Every line of the listing must be reproduced as it stands. Leave the images behind.

+-------+

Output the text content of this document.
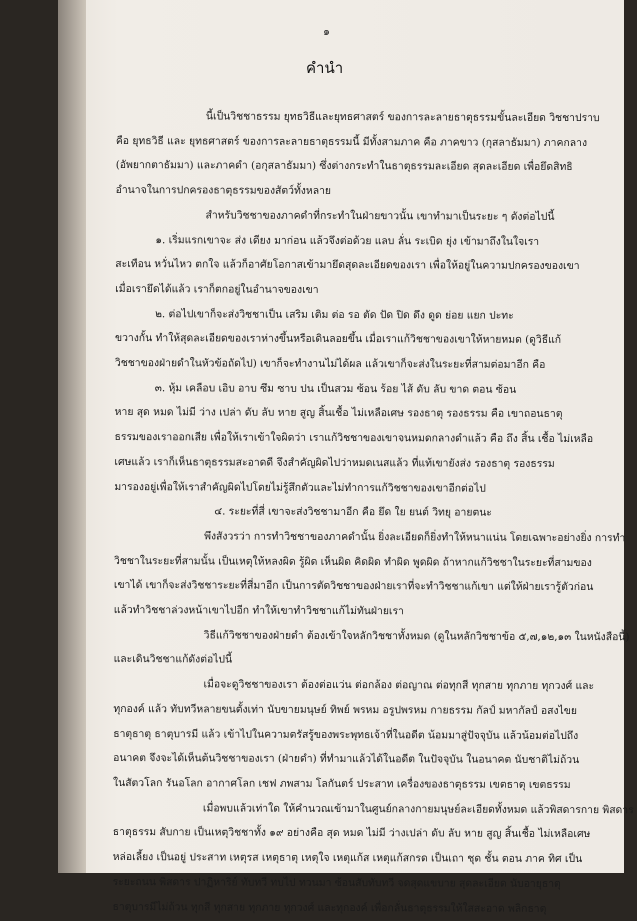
๑
คำนำ

นี้เป็นวิชชาธรรม ยุทธวิธีและยุทธศาสตร์ ของการละลายธาตุธรรมขั้นละเอียด วิชชาปราบ

คือ ยุทธวิธี และ ยุทธศาสตร์ ของการละลายธาตุธรรมนี้ มีทั้งสามภาค คือ ภาคขาว (กุสลาธัมมา) ภาคกลาง

(อัพยากตาธัมมา) และภาคดำ (อกุสลาธัมมา) ซึ่งต่างกระทำในธาตุธรรมละเอียด สุดละเอียด เพื่อยึดสิทธิ

อำนาจในการปกครองธาตุธรรมของสัตว์ทั้งหลาย

สำหรับวิชชาของภาคดำที่กระทำในฝ่ายขาวนั้น เขาทำมาเป็นระยะ ๆ ดังต่อไปนี้

๑. เริ่มแรกเขาจะ ส่ง เดียง มาก่อน แล้วจึงต่อด้วย แลบ ลั่น ระเบิด ยุ่ง เข้ามาถึงในใจเรา

สะเทือน หวั่นไหว ตกใจ แล้วก็อาศัยโอกาสเข้ามายึดสุดละเอียดของเรา เพื่อให้อยู่ในความปกครองของเขา

เมื่อเรายึดได้แล้ว เราก็ตกอยู่ในอำนาจของเขา

๒. ต่อไปเขาก็จะส่งวิชชาเป็น เสริม เติม ต่อ รอ ตัด ปัด ปิด ดึง ดูด ย่อย แยก ปะทะ

ขวางกั้น ทำให้สุดละเอียดของเราห่างขึ้นหรือเดินลอยขึ้น เมื่อเราแก้วิชชาของเขาให้หายหมด (ดูวิธีแก้

วิชชาของฝ่ายดำในหัวข้อถัดไป) เขาก็จะทำงานไม่ได้ผล แล้วเขาก็จะส่งในระยะที่สามต่อมาอีก คือ

๓. หุ้ม เคลือบ เอิบ อาบ ซึม ซาบ ปน เป็นสวม ซ้อน ร้อย ไส้ ดับ ลับ ขาด ตอน ซ้อน

หาย สุด หมด ไม่มี ว่าง เปล่า ดับ ลับ หาย สูญ สิ้นเชื้อ ไม่เหลือเศษ รองธาตุ รองธรรม คือ เขาถอนธาตุ

ธรรมของเราออกเสีย เพื่อให้เราเข้าใจผิดว่า เราแก้วิชชาของเขาจนหมดกลางดำแล้ว คือ ถึง สิ้น เชื้อ ไม่เหลือ

เศษแล้ว เราก็เห็นธาตุธรรมสะอาดดี จึงสำคัญผิดไปว่าหมดเนสแล้ว ที่แท้เขายังส่ง รองธาตุ รองธรรม

มารองอยู่เพื่อให้เราสำคัญผิดไปโดยไม่รู้สึกตัวและไม่ทำการแก้วิชชาของเขาอีกต่อไป

๔. ระยะที่สี่ เขาจะส่งวิชชามาอีก คือ ยึด ใย ยนต์ วิทยุ อายตนะ

พึงสังวรว่า การทำวิชชาของภาคดำนั้น ยิ่งละเอียดก็ยิ่งทำให้หนาแน่น โดยเฉพาะอย่างยิ่ง การทำ

วิชชาในระยะที่สามนั้น เป็นเหตุให้หลงผิด รู้ผิด เห็นผิด คิดผิด ทำผิด พูดผิด ถ้าหากแก้วิชชาในระยะที่สามของ

เขาได้ เขาก็จะส่งวิชชาระยะที่สี่มาอีก เป็นการตัดวิชชาของฝ่ายเราที่จะทำวิชชาแก้เขา แต่ให้ฝ่ายเรารู้ตัวก่อน

แล้วทำวิชชาล่วงหน้าเขาไปอีก ทำให้เขาทำวิชชาแก้ไม่ทันฝ่ายเรา

วิธีแก้วิชชาของฝ่ายดำ ต้องเข้าใจหลักวิชชาทั้งหมด (ดูในหลักวิชชาข้อ ๕,๗,๑๒,๑๓ ในหนังสือนี้)

และเดินวิชชาแก้ดังต่อไปนี้

เมื่อจะดูวิชชาของเรา ต้องต่อแว่น ต่อกล้อง ต่อญาณ ต่อทุกสี ทุกสาย ทุกภาย ทุกวงศ์ และ

ทุกองค์ แล้ว ทับทวีหลายขนตั้งเท่า นับขายมนุษย์ ทิพย์ พรหม อรูปพรหม กายธรรม กัลป์ มหากัลป์ อสงไขย

ธาตุธาตุ ธาตุบารมี แล้ว เข้าไปในความตรัสรู้ของพระพุทธเจ้าที่ในอดีต น้อมมาสู่ปัจจุบัน แล้วน้อมต่อไปถึง

อนาคต จึงจะได้เห็นต้นวิชชาของเรา (ฝ่ายดำ) ที่ทำมาแล้วได้ในอดีต ในปัจจุบัน ในอนาคต นับชาติไม่ถ้วน

ในสัตวโลก รันอโลก อากาศโลก เชฟ ภพสาม โลกันตร์ ประสาท เครื่องของธาตุธรรม เขตธาตุ เขตธรรม

เมื่อพบแล้วเท่าใด ให้คำนวณเข้ามาในศูนย์กลางกายมนุษย์ละเอียดทั้งหมด แล้วพิสดารกาย พิสดาร

ธาตุธรรม สับกาย เป็นเหตุวิชชาทั้ง ๑๙ อย่างคือ สุด หมด ไม่มี ว่างเปล่า ดับ ลับ หาย สูญ สิ้นเชื้อ ไม่เหลือเศษ

หล่อเลี้ยง เป็นอยู่ ประสาท เหตุรส เหตุธาตุ เหตุใจ เหตุแก้ส เหตุแก้สกรด เป็นเถา ชุด ชั้น ตอน ภาค ทิศ เป็น

ระยะถนน พิสดาร ปาฏิหาริย์ ทับทวี ทบไป ทวนมา ซ้อนสับทับทวี จดสุดแขบาย สุดละเอียด นับอายุธาตุ

ธาตุบารมีไม่ถ้วน ทุกสี ทุกสาย ทุกภาย ทุกวงศ์ และทุกองค์ เพื่อกลั่นธาตุธรรมให้ใสสะอาด พลิกธาตุ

+-------+

# RESULT BELOW
Output the text content of this document.
๑
คำนำ

นี้เป็นวิชชาธรรม ยุทธวิธีและยุทธศาสตร์ ของการละลายธาตุธรรมขั้นละเอียด วิชชาปราบ

คือ ยุทธวิธี และ ยุทธศาสตร์ ของการละลายธาตุธรรมนี้ มีทั้งสามภาค คือ ภาคขาว (กุสลาธัมมา) ภาคกลาง

(อัพยากตาธัมมา) และภาคดำ (อกุสลาธัมมา) ซึ่งต่างกระทำในธาตุธรรมละเอียด สุดละเอียด เพื่อยึดสิทธิ

อำนาจในการปกครองธาตุธรรมของสัตว์ทั้งหลาย

สำหรับวิชชาของภาคดำที่กระทำในฝ่ายขาวนั้น เขาทำมาเป็นระยะ ๆ ดังต่อไปนี้

๑. เริ่มแรกเขาจะ ส่ง เดียง มาก่อน แล้วจึงต่อด้วย แลบ ลั่น ระเบิด ยุ่ง เข้ามาถึงในใจเรา

สะเทือน หวั่นไหว ตกใจ แล้วก็อาศัยโอกาสเข้ามายึดสุดละเอียดของเรา เพื่อให้อยู่ในความปกครองของเขา

เมื่อเรายึดได้แล้ว เราก็ตกอยู่ในอำนาจของเขา

๒. ต่อไปเขาก็จะส่งวิชชาเป็น เสริม เติม ต่อ รอ ตัด ปัด ปิด ดึง ดูด ย่อย แยก ปะทะ

ขวางกั้น ทำให้สุดละเอียดของเราห่างขึ้นหรือเดินลอยขึ้น เมื่อเราแก้วิชชาของเขาให้หายหมด (ดูวิธีแก้

วิชชาของฝ่ายดำในหัวข้อถัดไป) เขาก็จะทำงานไม่ได้ผล แล้วเขาก็จะส่งในระยะที่สามต่อมาอีก คือ

๓. หุ้ม เคลือบ เอิบ อาบ ซึม ซาบ ปน เป็นสวม ซ้อน ร้อย ไส้ ดับ ลับ ขาด ตอน ซ้อน

หาย สุด หมด ไม่มี ว่าง เปล่า ดับ ลับ หาย สูญ สิ้นเชื้อ ไม่เหลือเศษ รองธาตุ รองธรรม คือ เขาถอนธาตุ

ธรรมของเราออกเสีย เพื่อให้เราเข้าใจผิดว่า เราแก้วิชชาของเขาจนหมดกลางดำแล้ว คือ ถึง สิ้น เชื้อ ไม่เหลือ

เศษแล้ว เราก็เห็นธาตุธรรมสะอาดดี จึงสำคัญผิดไปว่าหมดเนสแล้ว ที่แท้เขายังส่ง รองธาตุ รองธรรม

มารองอยู่เพื่อให้เราสำคัญผิดไปโดยไม่รู้สึกตัวและไม่ทำการแก้วิชชาของเขาอีกต่อไป

๔. ระยะที่สี่ เขาจะส่งวิชชามาอีก คือ ยึด ใย ยนต์ วิทยุ อายตนะ

พึงสังวรว่า การทำวิชชาของภาคดำนั้น ยิ่งละเอียดก็ยิ่งทำให้หนาแน่น โดยเฉพาะอย่างยิ่ง การทำ

วิชชาในระยะที่สามนั้น เป็นเหตุให้หลงผิด รู้ผิด เห็นผิด คิดผิด ทำผิด พูดผิด ถ้าหากแก้วิชชาในระยะที่สามของ

เขาได้ เขาก็จะส่งวิชชาระยะที่สี่มาอีก เป็นการตัดวิชชาของฝ่ายเราที่จะทำวิชชาแก้เขา แต่ให้ฝ่ายเรารู้ตัวก่อน

แล้วทำวิชชาล่วงหน้าเขาไปอีก ทำให้เขาทำวิชชาแก้ไม่ทันฝ่ายเรา

วิธีแก้วิชชาของฝ่ายดำ ต้องเข้าใจหลักวิชชาทั้งหมด (ดูในหลักวิชชาข้อ ๕,๗,๑๒,๑๓ ในหนังสือนี้)

และเดินวิชชาแก้ดังต่อไปนี้

เมื่อจะดูวิชชาของเรา ต้องต่อแว่น ต่อกล้อง ต่อญาณ ต่อทุกสี ทุกสาย ทุกภาย ทุกวงศ์ และ

ทุกองค์ แล้ว ทับทวีหลายขนตั้งเท่า นับขายมนุษย์ ทิพย์ พรหม อรูปพรหม กายธรรม กัลป์ มหากัลป์ อสงไขย

ธาตุธาตุ ธาตุบารมี แล้ว เข้าไปในความตรัสรู้ของพระพุทธเจ้าที่ในอดีต น้อมมาสู่ปัจจุบัน แล้วน้อมต่อไปถึง

อนาคต จึงจะได้เห็นต้นวิชชาของเรา (ฝ่ายดำ) ที่ทำมาแล้วได้ในอดีต ในปัจจุบัน ในอนาคต นับชาติไม่ถ้วน

ในสัตวโลก รันอโลก อากาศโลก เชฟ ภพสาม โลกันตร์ ประสาท เครื่องของธาตุธรรม เขตธาตุ เขตธรรม

เมื่อพบแล้วเท่าใด ให้คำนวณเข้ามาในศูนย์กลางกายมนุษย์ละเอียดทั้งหมด แล้วพิสดารกาย พิสดาร

ธาตุธรรม สับกาย เป็นเหตุวิชชาทั้ง ๑๙ อย่างคือ สุด หมด ไม่มี ว่างเปล่า ดับ ลับ หาย สูญ สิ้นเชื้อ ไม่เหลือเศษ

หล่อเลี้ยง เป็นอยู่ ประสาท เหตุรส เหตุธาตุ เหตุใจ เหตุแก้ส เหตุแก้สกรด เป็นเถา ชุด ชั้น ตอน ภาค ทิศ เป็น

ระยะถนน พิสดาร ปาฏิหาริย์ ทับทวี ทบไป ทวนมา ซ้อนสับทับทวี จดสุดแขบาย สุดละเอียด นับอายุธาตุ

ธาตุบารมีไม่ถ้วน ทุกสี ทุกสาย ทุกภาย ทุกวงศ์ และทุกองค์ เพื่อกลั่นธาตุธรรมให้ใสสะอาด พลิกธาตุ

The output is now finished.